#### Request:
Reproduce the entries word for word, and omit any picture you find in them.

#### Supplied information:
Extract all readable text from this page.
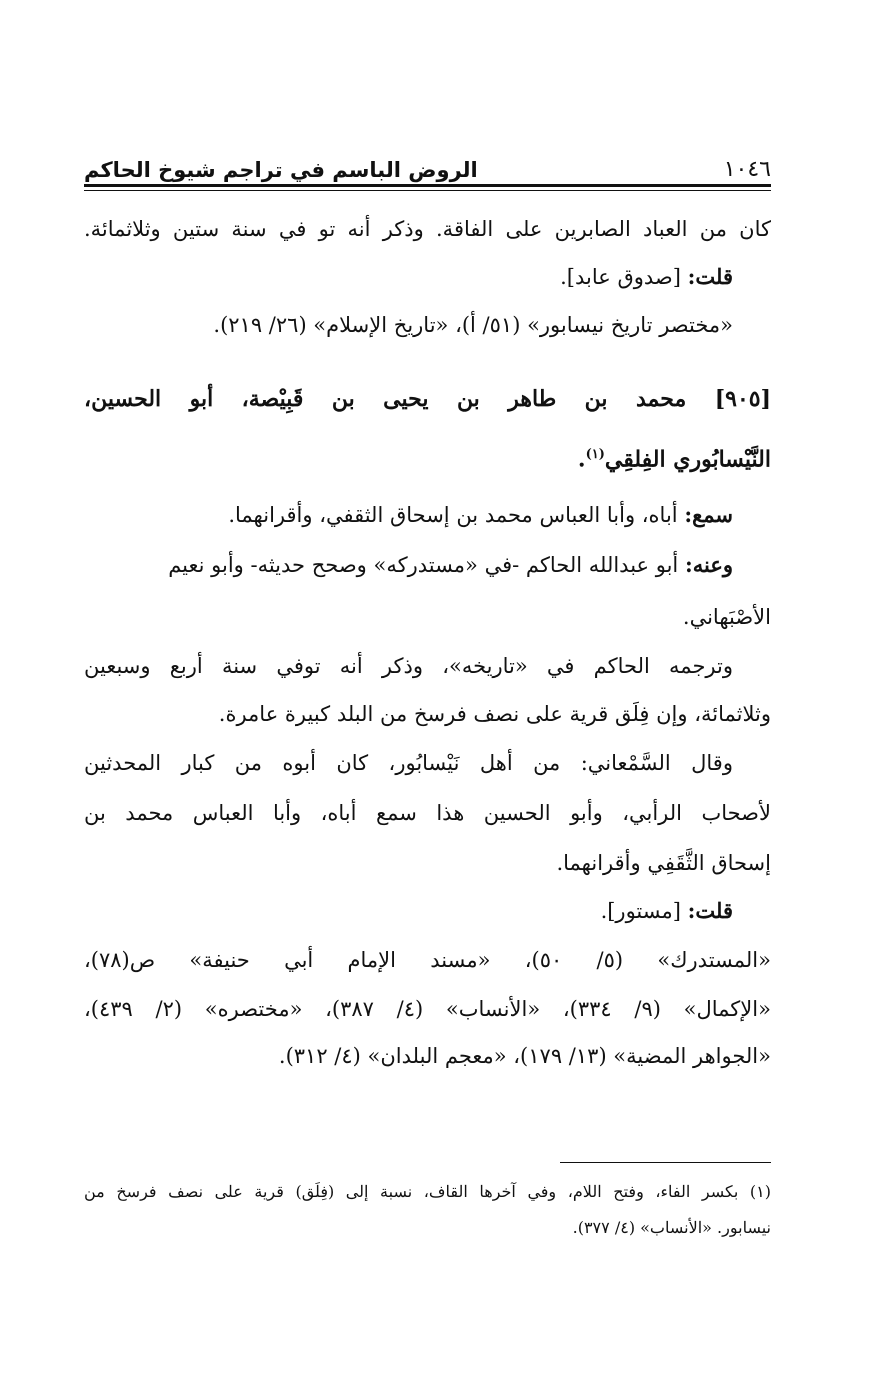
١٠٤٦
الروض الباسم في تراجم شيوخ الحاكم
كان من العباد الصابرين على الفاقة. وذكر أنه تو في سنة ستين وثلاثمائة.
قلت: [صدوق عابد].
«مختصر تاريخ نيسابور» (٥١/ أ)، «تاريخ الإسلام» (٢٦/ ٢١٩).
[٩٠٥] محمد بن طاهر بن يحيى بن قَبِيْصة، أبو الحسين،
النَّيْسابُوري الفِلقِي$^{(١)}$.
سمع: أباه، وأبا العباس محمد بن إسحاق الثقفي، وأقرانهما.
وعنه: أبو عبدالله الحاكم -في «مستدركه» وصحح حديثه- وأبو نعيم
الأصْبَهاني.
وترجمه الحاكم في «تاريخه»، وذكر أنه توفي سنة أربع وسبعين
وثلاثمائة، وإن فِلَق قرية على نصف فرسخ من البلد كبيرة عامرة.
وقال السَّمْعاني: من أهل نَيْسابُور، كان أبوه من كبار المحدثين
لأصحاب الرأبي، وأبو الحسين هذا سمع أباه، وأبا العباس محمد بن
إسحاق الثَّقَفِي وأقرانهما.
قلت: [مستور].
«المستدرك» (٥/ ٥٠)، «مسند الإمام أبي حنيفة» ص(٧٨)،
«الإكمال» (٩/ ٣٣٤)، «الأنساب» (٤/ ٣٨٧)، «مختصره» (٢/ ٤٣٩)،
«الجواهر المضية» (١٣/ ١٧٩)، «معجم البلدان» (٤/ ٣١٢).
(١) بكسر الفاء، وفتح اللام، وفي آخرها القاف، نسبة إلى (فِلَق) قرية على نصف فرسخ من
نيسابور. «الأنساب» (٤/ ٣٧٧).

#### Correct output:
Extract all readable text from this page.
١٠٤٦
الروض الباسم في تراجم شيوخ الحاكم
كان من العباد الصابرين على الفاقة. وذكر أنه تو في سنة ستين وثلاثمائة.
قلت: [صدوق عابد].
«مختصر تاريخ نيسابور» (٥١/ أ)، «تاريخ الإسلام» (٢٦/ ٢١٩).
[٩٠٥] محمد بن طاهر بن يحيى بن قَبِيْصة، أبو الحسين،
النَّيْسابُوري الفِلقِي$^{(١)}$.
سمع: أباه، وأبا العباس محمد بن إسحاق الثقفي، وأقرانهما.
وعنه: أبو عبدالله الحاكم -في «مستدركه» وصحح حديثه- وأبو نعيم
الأصْبَهاني.
وترجمه الحاكم في «تاريخه»، وذكر أنه توفي سنة أربع وسبعين
وثلاثمائة، وإن فِلَق قرية على نصف فرسخ من البلد كبيرة عامرة.
وقال السَّمْعاني: من أهل نَيْسابُور، كان أبوه من كبار المحدثين
لأصحاب الرأبي، وأبو الحسين هذا سمع أباه، وأبا العباس محمد بن
إسحاق الثَّقَفِي وأقرانهما.
قلت: [مستور].
«المستدرك» (٥/ ٥٠)، «مسند الإمام أبي حنيفة» ص(٧٨)،
«الإكمال» (٩/ ٣٣٤)، «الأنساب» (٤/ ٣٨٧)، «مختصره» (٢/ ٤٣٩)،
«الجواهر المضية» (١٣/ ١٧٩)، «معجم البلدان» (٤/ ٣١٢).
(١) بكسر الفاء، وفتح اللام، وفي آخرها القاف، نسبة إلى (فِلَق) قرية على نصف فرسخ من
نيسابور. «الأنساب» (٤/ ٣٧٧).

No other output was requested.